::: Listed records :::

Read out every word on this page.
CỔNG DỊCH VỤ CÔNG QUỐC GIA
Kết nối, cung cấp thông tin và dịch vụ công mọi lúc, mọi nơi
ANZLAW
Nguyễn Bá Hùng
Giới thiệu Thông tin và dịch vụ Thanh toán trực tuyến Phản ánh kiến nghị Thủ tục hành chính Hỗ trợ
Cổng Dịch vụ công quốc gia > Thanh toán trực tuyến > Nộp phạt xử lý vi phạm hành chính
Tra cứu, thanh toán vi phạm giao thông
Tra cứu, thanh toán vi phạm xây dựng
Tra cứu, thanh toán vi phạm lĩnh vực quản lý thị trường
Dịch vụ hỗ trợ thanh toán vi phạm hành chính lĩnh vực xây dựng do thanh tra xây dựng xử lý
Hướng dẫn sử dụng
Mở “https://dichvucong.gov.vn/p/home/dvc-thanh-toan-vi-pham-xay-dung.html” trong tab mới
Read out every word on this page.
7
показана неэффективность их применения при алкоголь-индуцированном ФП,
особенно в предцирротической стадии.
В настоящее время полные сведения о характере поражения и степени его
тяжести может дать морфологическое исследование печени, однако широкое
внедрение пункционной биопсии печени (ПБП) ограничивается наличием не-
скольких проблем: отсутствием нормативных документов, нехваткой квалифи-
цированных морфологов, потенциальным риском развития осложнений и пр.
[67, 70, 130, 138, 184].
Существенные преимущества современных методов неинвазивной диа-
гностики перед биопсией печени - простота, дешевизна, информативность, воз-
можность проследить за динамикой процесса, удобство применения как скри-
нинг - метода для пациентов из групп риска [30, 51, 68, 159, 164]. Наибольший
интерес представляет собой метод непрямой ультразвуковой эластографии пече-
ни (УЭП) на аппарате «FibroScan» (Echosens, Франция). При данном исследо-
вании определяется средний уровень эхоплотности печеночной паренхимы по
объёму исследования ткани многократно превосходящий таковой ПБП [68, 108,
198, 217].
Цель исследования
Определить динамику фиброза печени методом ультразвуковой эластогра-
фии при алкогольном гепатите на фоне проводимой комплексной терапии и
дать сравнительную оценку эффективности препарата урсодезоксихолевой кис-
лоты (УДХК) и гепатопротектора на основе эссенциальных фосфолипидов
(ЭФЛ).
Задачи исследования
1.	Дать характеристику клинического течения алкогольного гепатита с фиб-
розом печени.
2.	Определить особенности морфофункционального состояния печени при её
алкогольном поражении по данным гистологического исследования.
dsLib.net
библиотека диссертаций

:::

*The problem:* Could you reproduce every record above exactly as it appears?

*Response to this task:*
Read out every word on this page.
CỔNG DỊCH VỤ CÔNG QUỐC GIA
Kết nối, cung cấp thông tin và dịch vụ công mọi lúc, mọi nơi
ANZLAW
Nguyễn Bá Hùng
Giới thiệu Thông tin và dịch vụ Thanh toán trực tuyến Phản ánh kiến nghị Thủ tục hành chính Hỗ trợ
Cổng Dịch vụ công quốc gia > Thanh toán trực tuyến > Nộp phạt xử lý vi phạm hành chính
Tra cứu, thanh toán vi phạm giao thông
Tra cứu, thanh toán vi phạm xây dựng
Tra cứu, thanh toán vi phạm lĩnh vực quản lý thị trường
Dịch vụ hỗ trợ thanh toán vi phạm hành chính lĩnh vực xây dựng do thanh tra xây dựng xử lý
Hướng dẫn sử dụng
Mở “https://dichvucong.gov.vn/p/home/dvc-thanh-toan-vi-pham-xay-dung.html” trong tab mới
Read out every word on this page.
7
показана неэффективность их применения при алкоголь-индуцированном ФП,
особенно в предцирротической стадии.
В настоящее время полные сведения о характере поражения и степени его
тяжести может дать морфологическое исследование печени, однако широкое
внедрение пункционной биопсии печени (ПБП) ограничивается наличием не-
скольких проблем: отсутствием нормативных документов, нехваткой квалифи-
цированных морфологов, потенциальным риском развития осложнений и пр.
[67, 70, 130, 138, 184].
Существенные преимущества современных методов неинвазивной диа-
гностики перед биопсией печени - простота, дешевизна, информативность, воз-
можность проследить за динамикой процесса, удобство применения как скри-
нинг - метода для пациентов из групп риска [30, 51, 68, 159, 164]. Наибольший
интерес представляет собой метод непрямой ультразвуковой эластографии пече-
ни (УЭП) на аппарате «FibroScan» (Echosens, Франция). При данном исследо-
вании определяется средний уровень эхоплотности печеночной паренхимы по
объёму исследования ткани многократно превосходящий таковой ПБП [68, 108,
198, 217].
Цель исследования
Определить динамику фиброза печени методом ультразвуковой эластогра-
фии при алкогольном гепатите на фоне проводимой комплексной терапии и
дать сравнительную оценку эффективности препарата урсодезоксихолевой кис-
лоты (УДХК) и гепатопротектора на основе эссенциальных фосфолипидов
(ЭФЛ).
Задачи исследования
1.	Дать характеристику клинического течения алкогольного гепатита с фиб-
розом печени.
2.	Определить особенности морфофункционального состояния печени при её
алкогольном поражении по данным гистологического исследования.
dsLib.net
библиотека диссертаций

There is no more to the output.